- _ENTRIES PROVIDED_
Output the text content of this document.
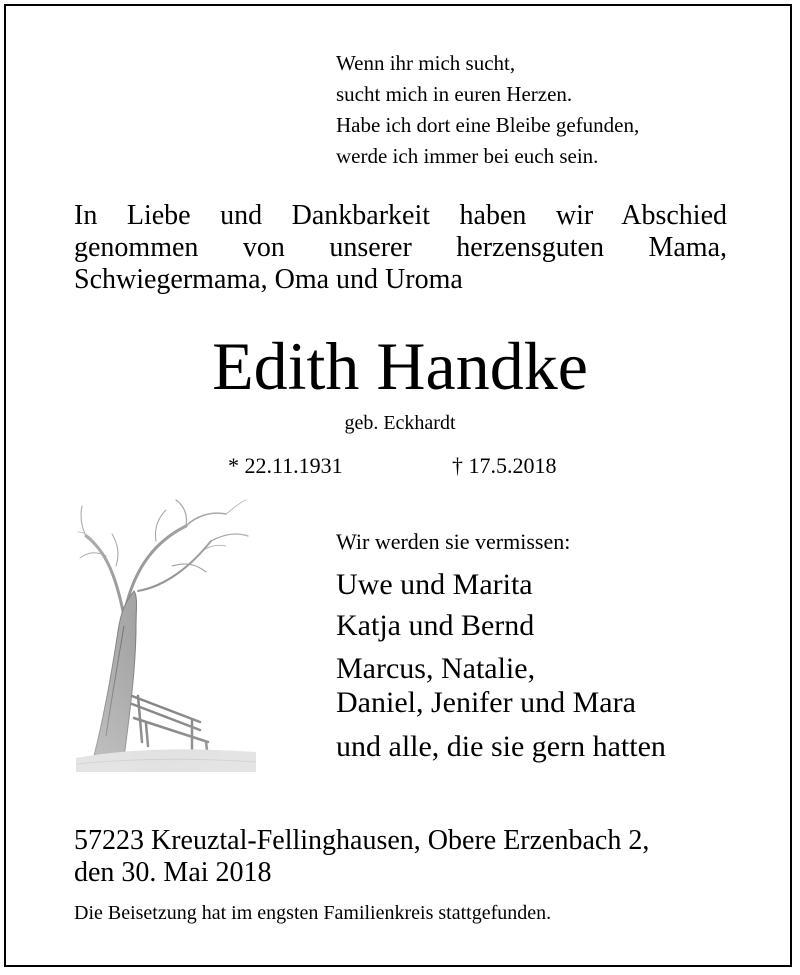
Wenn ihr mich sucht,
sucht mich in euren Herzen.
Habe ich dort eine Bleibe gefunden,
werde ich immer bei euch sein.
In Liebe und Dankbarkeit haben wir Abschied
genommen von unserer herzensguten Mama,
Schwiegermama, Oma und Uroma
Edith Handke
geb. Eckhardt
* 22.11.1931	† 17.5.2018
Wir werden sie vermissen:
Uwe und Marita
Katja und Bernd
Marcus, Natalie,
Daniel, Jenifer und Mara
und alle, die sie gern hatten
57223 Kreuztal-Fellinghausen, Obere Erzenbach 2,
den 30. Mai 2018
Die Beisetzung hat im engsten Familienkreis stattgefunden.
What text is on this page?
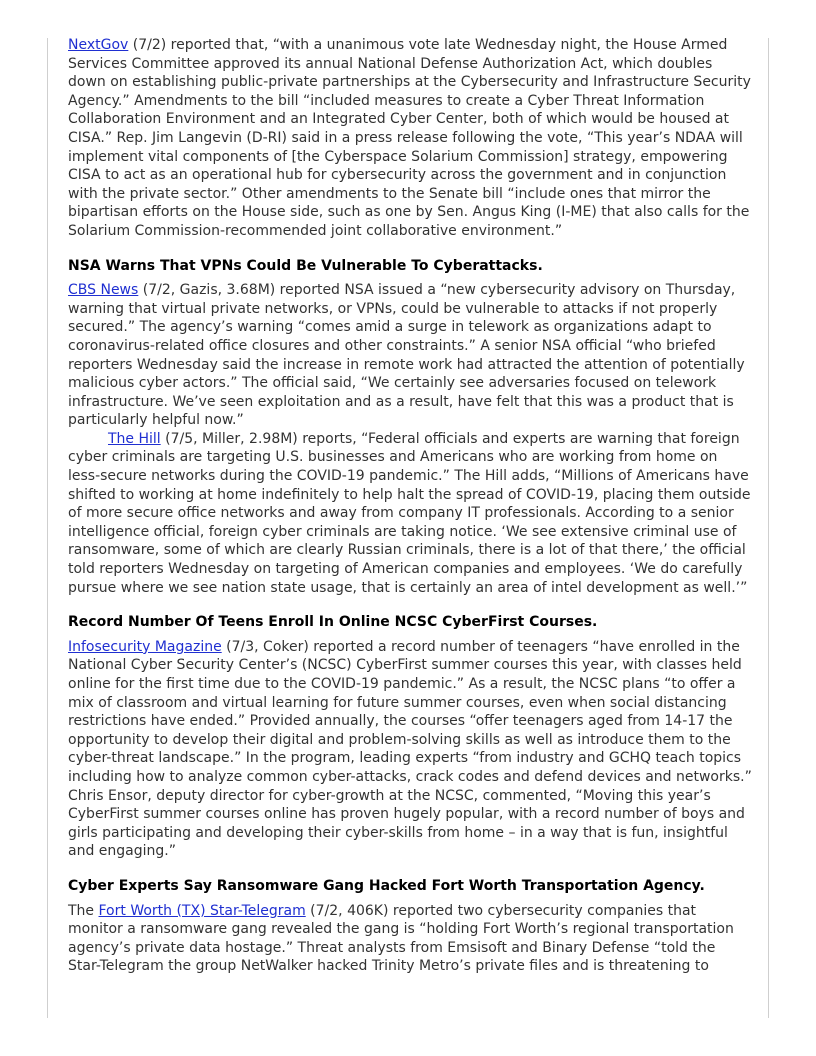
NextGov (7/2) reported that, “with a unanimous vote late Wednesday night, the House Armed Services Committee approved its annual National Defense Authorization Act, which doubles down on establishing public-private partnerships at the Cybersecurity and Infrastructure Security Agency.” Amendments to the bill “included measures to create a Cyber Threat Information Collaboration Environment and an Integrated Cyber Center, both of which would be housed at CISA.” Rep. Jim Langevin (D-RI) said in a press release following the vote, “This year’s NDAA will implement vital components of [the Cyberspace Solarium Commission] strategy, empowering CISA to act as an operational hub for cybersecurity across the government and in conjunction with the private sector.” Other amendments to the Senate bill “include ones that mirror the bipartisan efforts on the House side, such as one by Sen. Angus King (I-ME) that also calls for the Solarium Commission-recommended joint collaborative environment.”

NSA Warns That VPNs Could Be Vulnerable To Cyberattacks.

CBS News (7/2, Gazis, 3.68M) reported NSA issued a “new cybersecurity advisory on Thursday, warning that virtual private networks, or VPNs, could be vulnerable to attacks if not properly secured.” The agency’s warning “comes amid a surge in telework as organizations adapt to coronavirus-related office closures and other constraints.” A senior NSA official “who briefed reporters Wednesday said the increase in remote work had attracted the attention of potentially malicious cyber actors.” The official said, “We certainly see adversaries focused on telework infrastructure. We’ve seen exploitation and as a result, have felt that this was a product that is particularly helpful now.”

The Hill (7/5, Miller, 2.98M) reports, “Federal officials and experts are warning that foreign cyber criminals are targeting U.S. businesses and Americans who are working from home on less-secure networks during the COVID-19 pandemic.” The Hill adds, “Millions of Americans have shifted to working at home indefinitely to help halt the spread of COVID-19, placing them outside of more secure office networks and away from company IT professionals. According to a senior intelligence official, foreign cyber criminals are taking notice. ‘We see extensive criminal use of ransomware, some of which are clearly Russian criminals, there is a lot of that there,’ the official told reporters Wednesday on targeting of American companies and employees. ‘We do carefully pursue where we see nation state usage, that is certainly an area of intel development as well.’”

Record Number Of Teens Enroll In Online NCSC CyberFirst Courses.

Infosecurity Magazine (7/3, Coker) reported a record number of teenagers “have enrolled in the National Cyber Security Center’s (NCSC) CyberFirst summer courses this year, with classes held online for the first time due to the COVID-19 pandemic.” As a result, the NCSC plans “to offer a mix of classroom and virtual learning for future summer courses, even when social distancing restrictions have ended.” Provided annually, the courses “offer teenagers aged from 14-17 the opportunity to develop their digital and problem-solving skills as well as introduce them to the cyber-threat landscape.” In the program, leading experts “from industry and GCHQ teach topics including how to analyze common cyber-attacks, crack codes and defend devices and networks.” Chris Ensor, deputy director for cyber-growth at the NCSC, commented, “Moving this year’s CyberFirst summer courses online has proven hugely popular, with a record number of boys and girls participating and developing their cyber-skills from home – in a way that is fun, insightful and engaging.”

Cyber Experts Say Ransomware Gang Hacked Fort Worth Transportation Agency.

The Fort Worth (TX) Star-Telegram (7/2, 406K) reported two cybersecurity companies that monitor a ransomware gang revealed the gang is “holding Fort Worth’s regional transportation agency’s private data hostage.” Threat analysts from Emsisoft and Binary Defense “told the Star-Telegram the group NetWalker hacked Trinity Metro’s private files and is threatening to
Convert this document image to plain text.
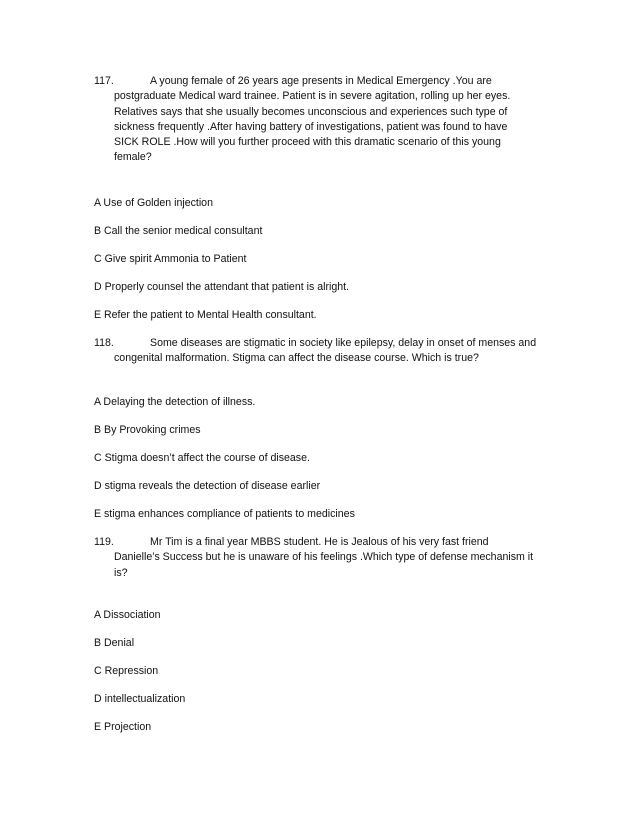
117.	A young female of 26 years age presents in Medical Emergency .You are
postgraduate Medical ward trainee. Patient is in severe agitation, rolling up her eyes.
Relatives says that she usually becomes unconscious and experiences such type of
sickness frequently .After having battery of investigations, patient was found to have
SICK ROLE .How will you further proceed with this dramatic scenario of this young
female?
A Use of Golden injection
B Call the senior medical consultant
C Give spirit Ammonia to Patient
D Properly counsel the attendant that patient is alright.
E Refer the patient to Mental Health consultant.
118.	Some diseases are stigmatic in society like epilepsy, delay in onset of menses and
congenital malformation. Stigma can affect the disease course. Which is true?
A Delaying the detection of illness.
B By Provoking crimes
C Stigma doesn’t affect the course of disease.
D stigma reveals the detection of disease earlier
E stigma enhances compliance of patients to medicines
119.	Mr Tim is a final year MBBS student. He is Jealous of his very fast friend
Danielle’s Success but he is unaware of his feelings .Which type of defense mechanism it
is?
A Dissociation
B Denial
C Repression
D intellectualization
E Projection
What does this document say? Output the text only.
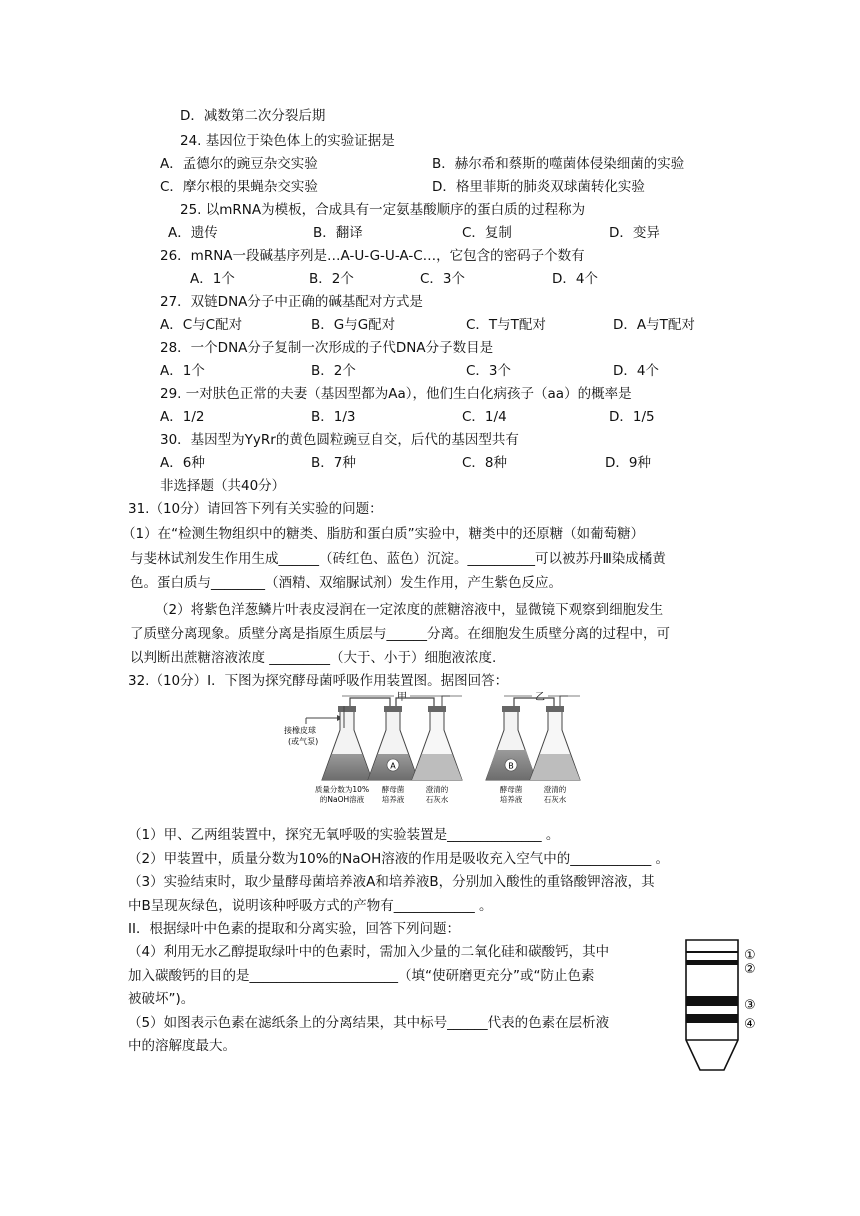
D．减数第二次分裂后期
24. 基因位于染色体上的实验证据是
A．孟德尔的豌豆杂交实验	B．赫尔希和蔡斯的噬菌体侵染细菌的实验
C．摩尔根的果蝇杂交实验	D．格里菲斯的肺炎双球菌转化实验
25. 以mRNA为模板，合成具有一定氨基酸顺序的蛋白质的过程称为
A．遗传	B．翻译	C．复制	D．变异
26．mRNA一段碱基序列是…A-U-G-U-A-C…，它包含的密码子个数有
A．1个	B．2个	C．3个	D．4个
27．双链DNA分子中正确的碱基配对方式是
A．C与C配对	B．G与G配对	C．T与T配对	D．A与T配对
28．一个DNA分子复制一次形成的子代DNA分子数目是
A．1个	B．2个	C．3个	D．4个
29. 一对肤色正常的夫妻（基因型都为Aa），他们生白化病孩子（aa）的概率是
A．1/2	B．1/3	C．1/4	D．1/5
30．基因型为YyRr的黄色圆粒豌豆自交，后代的基因型共有
A．6种	B．7种	C．8种	D．9种
非选择题（共40分）
31.（10分）请回答下列有关实验的问题：
（1）在“检测生物组织中的糖类、脂肪和蛋白质”实验中，糖类中的还原糖（如葡萄糖）
与斐林试剂发生作用生成______（砖红色、蓝色）沉淀。__________可以被苏丹Ⅲ染成橘黄
色。蛋白质与________（酒精、双缩脲试剂）发生作用，产生紫色反应。
（2）将紫色洋葱鳞片叶表皮浸润在一定浓度的蔗糖溶液中，显微镜下观察到细胞发生
了质壁分离现象。质壁分离是指原生质层与______分离。在细胞发生质壁分离的过程中，可
以判断出蔗糖溶液浓度 _________（大于、小于）细胞液浓度.
32.（10分）I．下图为探究酵母菌呼吸作用装置图。据图回答：
甲	乙
接橡皮球
(或气泵)
A	B
质量分数为10%
的NaOH溶液
酵母菌
培养液
澄清的
石灰水
酵母菌
培养液
澄清的
石灰水
（1）甲、乙两组装置中，探究无氧呼吸的实验装置是______________ 。
（2）甲装置中，质量分数为10%的NaOH溶液的作用是吸收充入空气中的____________ 。
（3）实验结束时，取少量酵母菌培养液A和培养液B，分别加入酸性的重铬酸钾溶液，其
中B呈现灰绿色，说明该种呼吸方式的产物有____________ 。
II．根据绿叶中色素的提取和分离实验，回答下列问题：
（4）利用无水乙醇提取绿叶中的色素时，需加入少量的二氧化硅和碳酸钙，其中
加入碳酸钙的目的是______________________（填“使研磨更充分”或“防止色素
被破坏”)。
（5）如图表示色素在滤纸条上的分离结果，其中标号______代表的色素在层析液
中的溶解度最大。
①
②
③
④
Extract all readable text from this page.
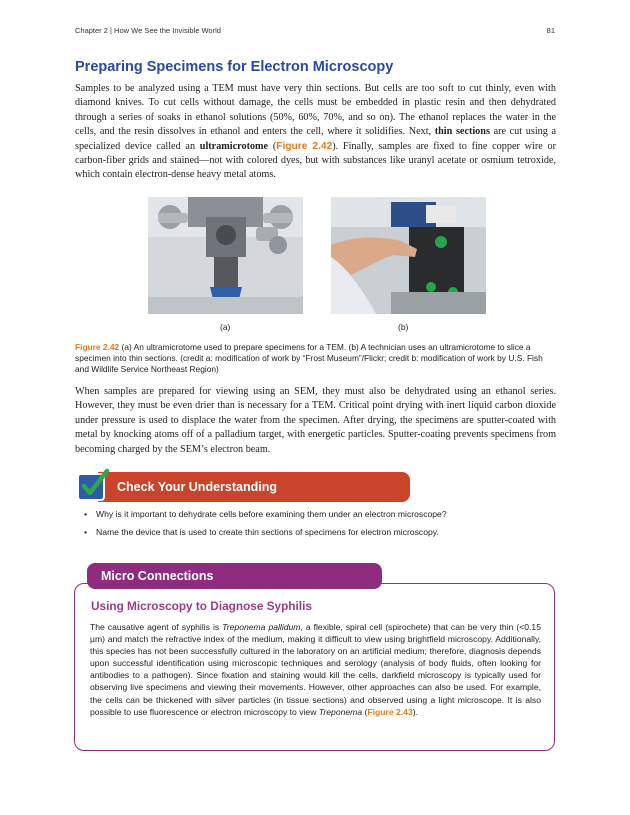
Chapter 2 | How We See the Invisible World	81
Preparing Specimens for Electron Microscopy

Samples to be analyzed using a TEM must have very thin sections. But cells are too soft to cut thinly, even with diamond knives. To cut cells without damage, the cells must be embedded in plastic resin and then dehydrated through a series of soaks in ethanol solutions (50%, 60%, 70%, and so on). The ethanol replaces the water in the cells, and the resin dissolves in ethanol and enters the cell, where it solidifies. Next, thin sections are cut using a specialized device called an ultramicrotome (Figure 2.42). Finally, samples are fixed to fine copper wire or carbon-fiber grids and stained—not with colored dyes, but with substances like uranyl acetate or osmium tetroxide, which contain electron-dense heavy metal atoms.

(a)	(b)

Figure 2.42 (a) An ultramicrotome used to prepare specimens for a TEM. (b) A technician uses an ultramicrotome to slice a specimen into thin sections. (credit a: modification of work by “Frost Museum”/Flickr; credit b: modification of work by U.S. Fish and Wildlife Service Northeast Region)

When samples are prepared for viewing using an SEM, they must also be dehydrated using an ethanol series. However, they must be even drier than is necessary for a TEM. Critical point drying with inert liquid carbon dioxide under pressure is used to displace the water from the specimen. After drying, the specimens are sputter-coated with metal by knocking atoms off of a palladium target, with energetic particles. Sputter-coating prevents specimens from becoming charged by the SEM’s electron beam.

Check Your Understanding
• Why is it important to dehydrate cells before examining them under an electron microscope?
• Name the device that is used to create thin sections of specimens for electron microscopy.
Micro Connections
Using Microscopy to Diagnose Syphilis

The causative agent of syphilis is Treponema pallidum, a flexible, spiral cell (spirochete) that can be very thin (<0.15 µm) and match the refractive index of the medium, making it difficult to view using brightfield microscopy. Additionally, this species has not been successfully cultured in the laboratory on an artificial medium; therefore, diagnosis depends upon successful identification using microscopic techniques and serology (analysis of body fluids, often looking for antibodies to a pathogen). Since fixation and staining would kill the cells, darkfield microscopy is typically used for observing live specimens and viewing their movements. However, other approaches can also be used. For example, the cells can be thickened with silver particles (in tissue sections) and observed using a light microscope. It is also possible to use fluorescence or electron microscopy to view Treponema (Figure 2.43).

- _EXERCISE DESCRIPTION_
Once you have counted the lines of the data that contain the word "will", please reply with that number alone.

- _RESULT FOR THIS TASK_
2